Saved entries:
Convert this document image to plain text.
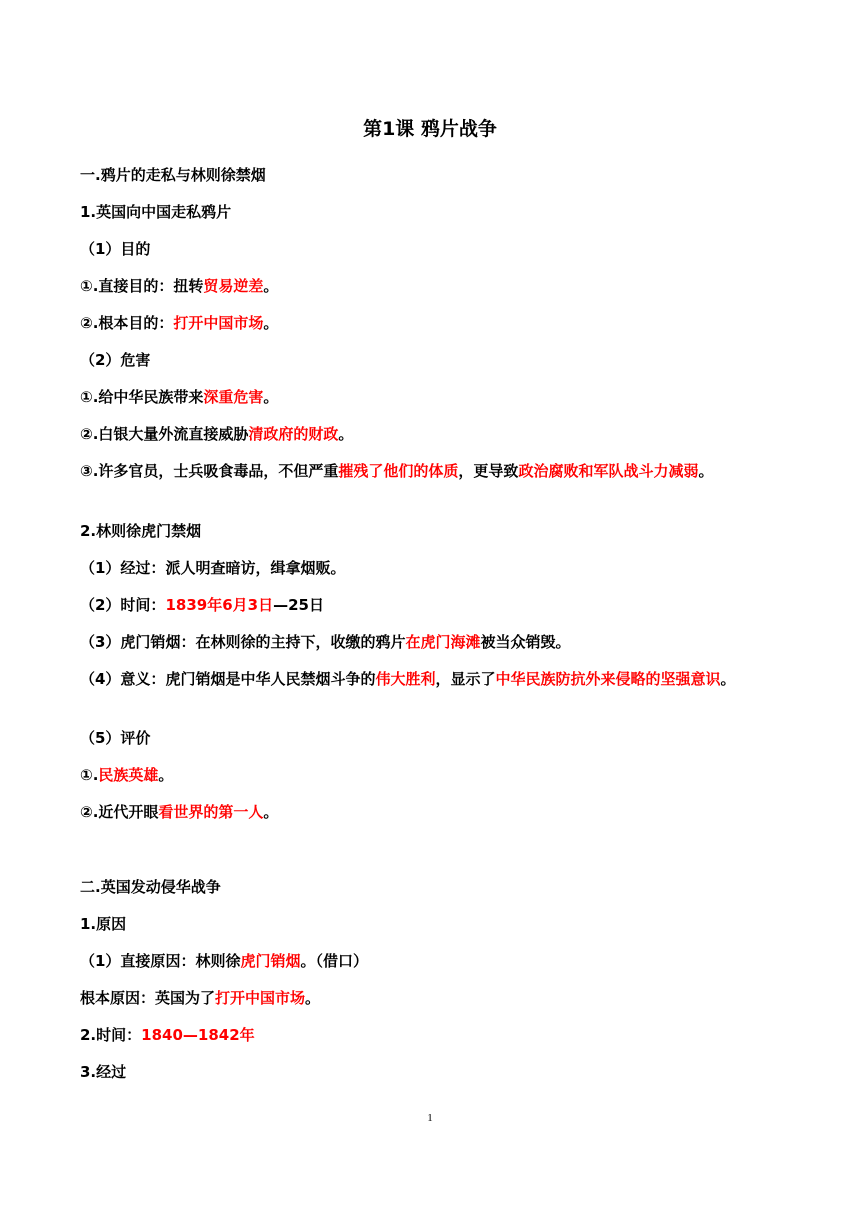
第1课 鸦片战争
一.鸦片的走私与林则徐禁烟
1.英国向中国走私鸦片
（1）目的
①.直接目的：扭转贸易逆差。
②.根本目的：打开中国市场。
（2）危害
①.给中华民族带来深重危害。
②.白银大量外流直接威胁清政府的财政。
③.许多官员，士兵吸食毒品，不但严重摧残了他们的体质，更导致政治腐败和军队战斗力减弱。
2.林则徐虎门禁烟
（1）经过：派人明查暗访，缉拿烟贩。
（2）时间：1839年6月3日—25日
（3）虎门销烟：在林则徐的主持下，收缴的鸦片在虎门海滩被当众销毁。
（4）意义：虎门销烟是中华人民禁烟斗争的伟大胜利，显示了中华民族防抗外来侵略的坚强意识。
（5）评价
①.民族英雄。
②.近代开眼看世界的第一人。
二.英国发动侵华战争
1.原因
（1）直接原因：林则徐虎门销烟。（借口）
根本原因：英国为了打开中国市场。
2.时间：1840—1842年
3.经过
1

> _Exercise_: Quote the records in full and exactly; skip any image.

> _Answer below_:
Convert this document image to plain text.
第1课 鸦片战争
一.鸦片的走私与林则徐禁烟
1.英国向中国走私鸦片
（1）目的
①.直接目的：扭转贸易逆差。
②.根本目的：打开中国市场。
（2）危害
①.给中华民族带来深重危害。
②.白银大量外流直接威胁清政府的财政。
③.许多官员，士兵吸食毒品，不但严重摧残了他们的体质，更导致政治腐败和军队战斗力减弱。
2.林则徐虎门禁烟
（1）经过：派人明查暗访，缉拿烟贩。
（2）时间：1839年6月3日—25日
（3）虎门销烟：在林则徐的主持下，收缴的鸦片在虎门海滩被当众销毁。
（4）意义：虎门销烟是中华人民禁烟斗争的伟大胜利，显示了中华民族防抗外来侵略的坚强意识。
（5）评价
①.民族英雄。
②.近代开眼看世界的第一人。
二.英国发动侵华战争
1.原因
（1）直接原因：林则徐虎门销烟。（借口）
根本原因：英国为了打开中国市场。
2.时间：1840—1842年
3.经过
1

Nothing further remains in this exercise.